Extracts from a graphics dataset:

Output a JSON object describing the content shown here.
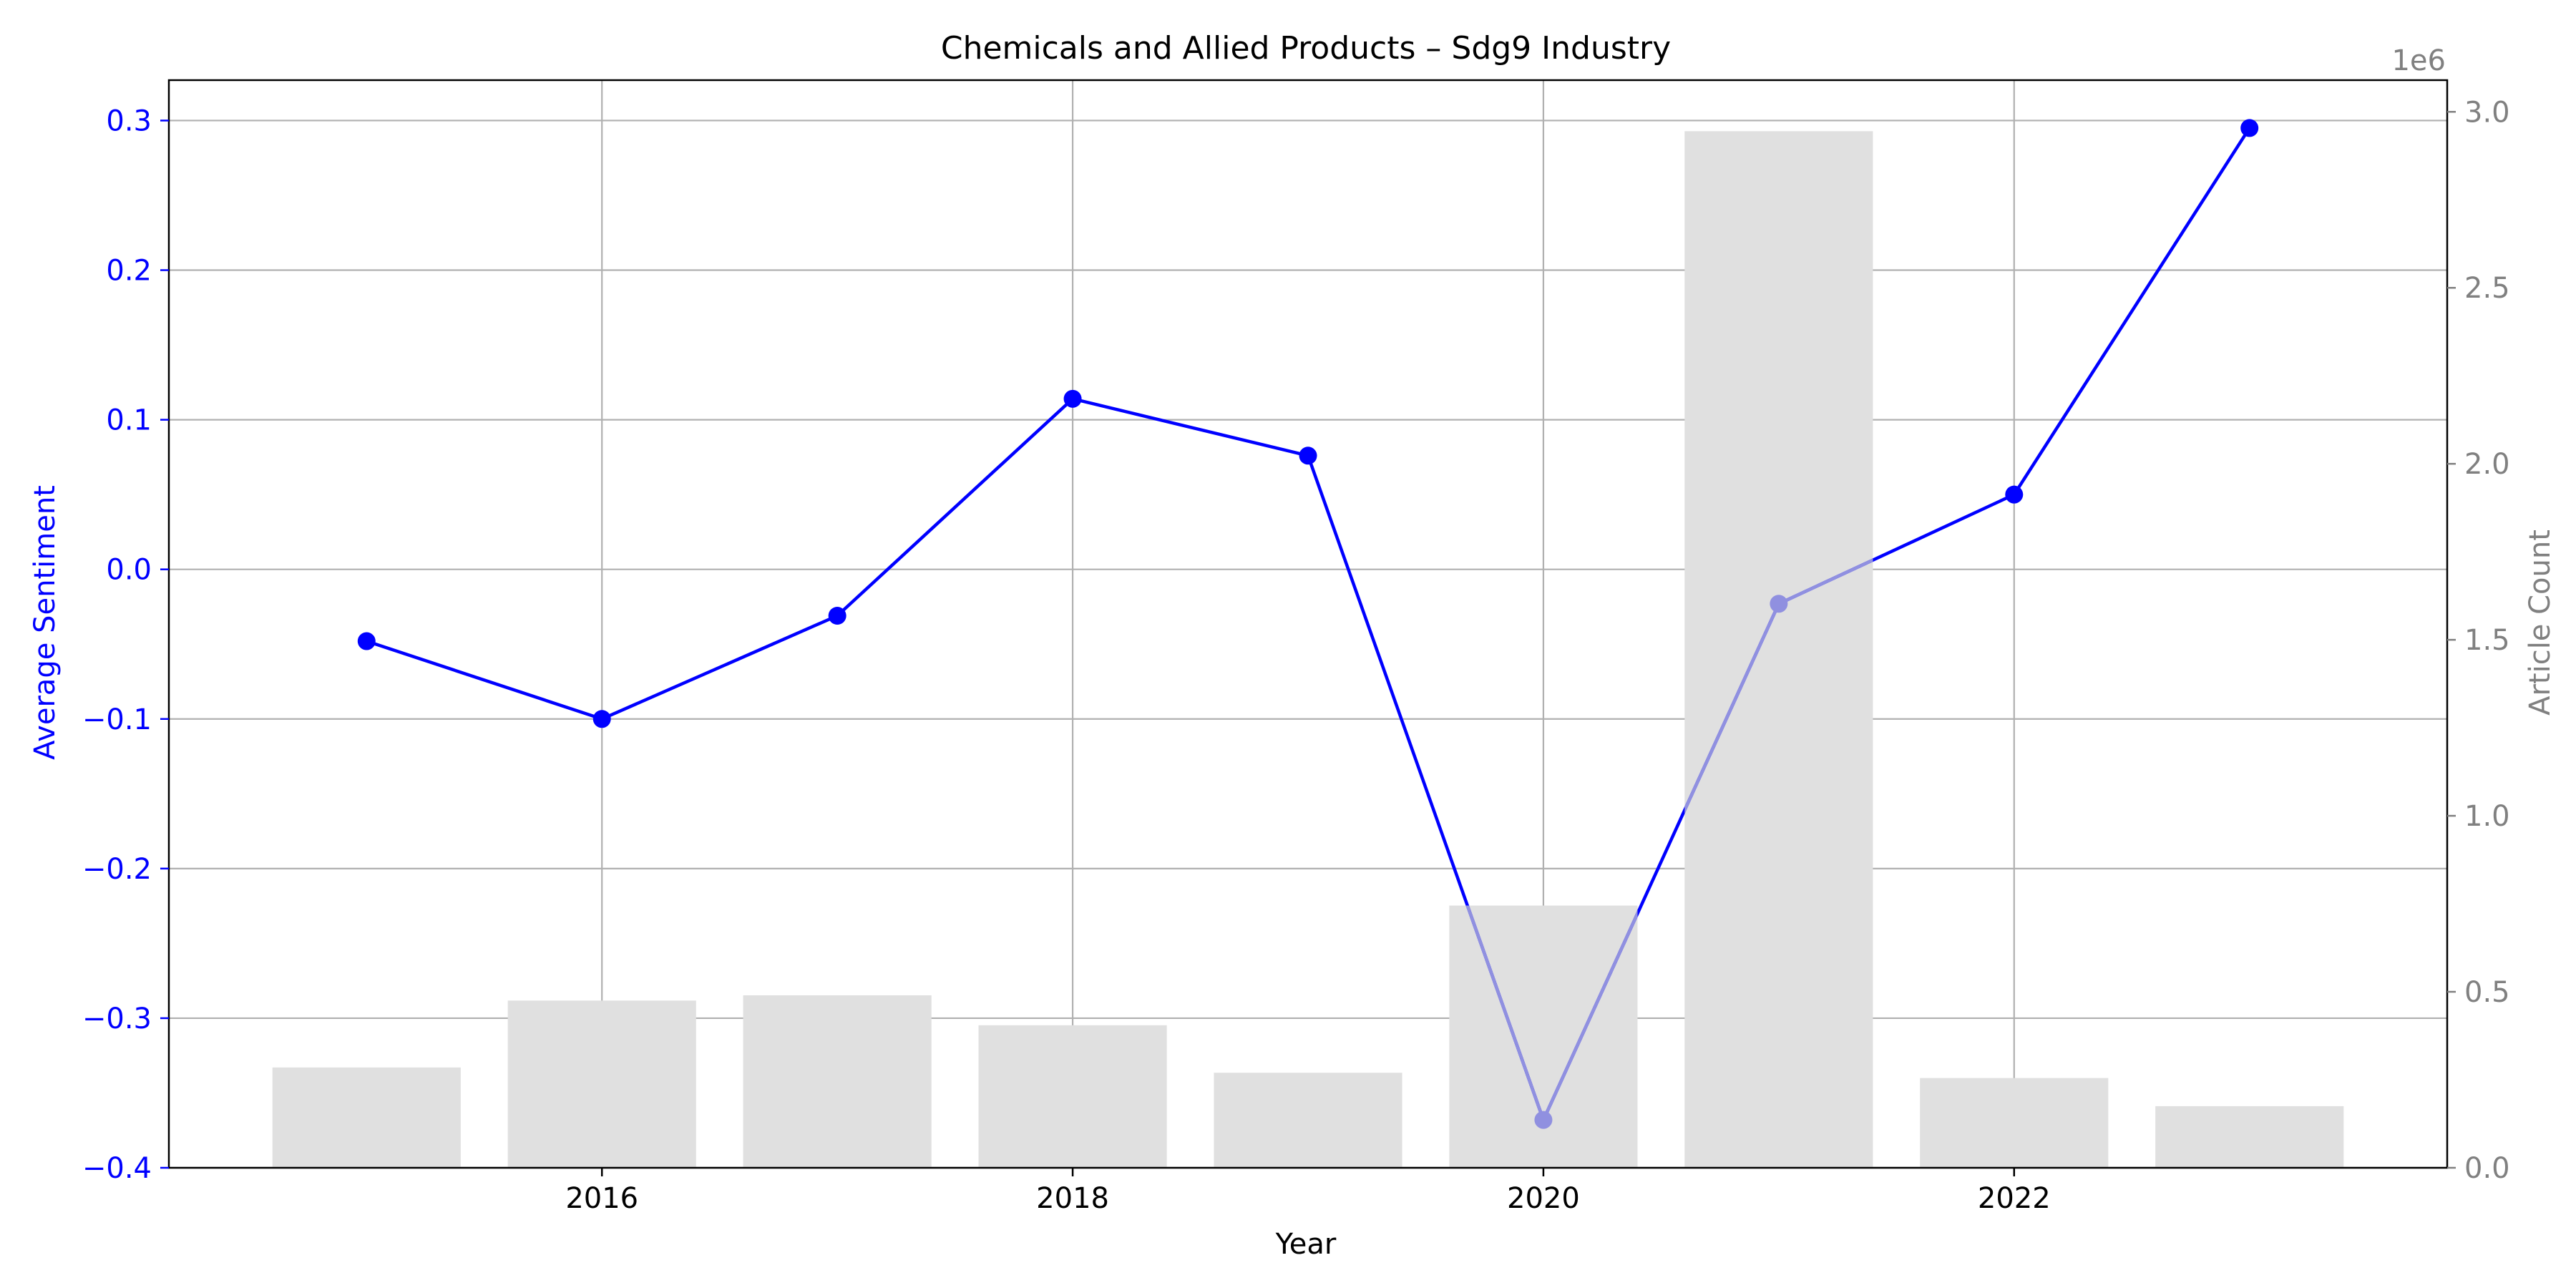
{
  "chart_data": {
    "type": "bar+line",
    "title": "Chemicals and Allied Products – Sdg9 Industry",
    "xlabel": "Year",
    "ylabel_left": "Average Sentiment",
    "ylabel_right": "Article Count",
    "right_axis_multiplier": "1e6",
    "x": [
      2015,
      2016,
      2017,
      2018,
      2019,
      2020,
      2021,
      2022,
      2023
    ],
    "x_ticks": [
      2016,
      2018,
      2020,
      2022
    ],
    "x_tick_labels": [
      "2016",
      "2018",
      "2020",
      "2022"
    ],
    "xlim": [
      2014.16,
      2023.84
    ],
    "ylim_left": [
      -0.4,
      0.327
    ],
    "ylim_right": [
      0,
      3.09
    ],
    "y_ticks_left": [
      -0.4,
      -0.3,
      -0.2,
      -0.1,
      0.0,
      0.1,
      0.2,
      0.3
    ],
    "y_tick_labels_left": [
      "−0.4",
      "−0.3",
      "−0.2",
      "−0.1",
      "0.0",
      "0.1",
      "0.2",
      "0.3"
    ],
    "y_ticks_right": [
      0.0,
      0.5,
      1.0,
      1.5,
      2.0,
      2.5,
      3.0
    ],
    "y_tick_labels_right": [
      "0.0",
      "0.5",
      "1.0",
      "1.5",
      "2.0",
      "2.5",
      "3.0"
    ],
    "bars": {
      "values": [
        0.285,
        0.475,
        0.49,
        0.405,
        0.27,
        0.745,
        2.945,
        0.255,
        0.175
      ],
      "color": "#e0e0e0"
    },
    "series": [
      {
        "values": [
          -0.048,
          -0.1,
          -0.031,
          0.114,
          0.076,
          -0.368,
          -0.023,
          0.05,
          0.295
        ],
        "color": "#0000ff",
        "hidden_color": "#9090e0"
      }
    ],
    "grid": true,
    "left_axis_color": "#0000ff",
    "right_axis_color": "#808080"
  }
}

TASK STATEMENT: Copy all of the entries verbatim, leaving out any pictures they contain.

ANSWER FOR THIS EXERCISE:
Output a JSON object describing the content shown here.
{
  "chart_data": {
    "type": "bar+line",
    "title": "Chemicals and Allied Products – Sdg9 Industry",
    "xlabel": "Year",
    "ylabel_left": "Average Sentiment",
    "ylabel_right": "Article Count",
    "right_axis_multiplier": "1e6",
    "x": [
      2015,
      2016,
      2017,
      2018,
      2019,
      2020,
      2021,
      2022,
      2023
    ],
    "x_ticks": [
      2016,
      2018,
      2020,
      2022
    ],
    "x_tick_labels": [
      "2016",
      "2018",
      "2020",
      "2022"
    ],
    "xlim": [
      2014.16,
      2023.84
    ],
    "ylim_left": [
      -0.4,
      0.327
    ],
    "ylim_right": [
      0,
      3.09
    ],
    "y_ticks_left": [
      -0.4,
      -0.3,
      -0.2,
      -0.1,
      0.0,
      0.1,
      0.2,
      0.3
    ],
    "y_tick_labels_left": [
      "−0.4",
      "−0.3",
      "−0.2",
      "−0.1",
      "0.0",
      "0.1",
      "0.2",
      "0.3"
    ],
    "y_ticks_right": [
      0.0,
      0.5,
      1.0,
      1.5,
      2.0,
      2.5,
      3.0
    ],
    "y_tick_labels_right": [
      "0.0",
      "0.5",
      "1.0",
      "1.5",
      "2.0",
      "2.5",
      "3.0"
    ],
    "bars": {
      "values": [
        0.285,
        0.475,
        0.49,
        0.405,
        0.27,
        0.745,
        2.945,
        0.255,
        0.175
      ],
      "color": "#e0e0e0"
    },
    "series": [
      {
        "values": [
          -0.048,
          -0.1,
          -0.031,
          0.114,
          0.076,
          -0.368,
          -0.023,
          0.05,
          0.295
        ],
        "color": "#0000ff",
        "hidden_color": "#9090e0"
      }
    ],
    "grid": true,
    "left_axis_color": "#0000ff",
    "right_axis_color": "#808080"
  }
}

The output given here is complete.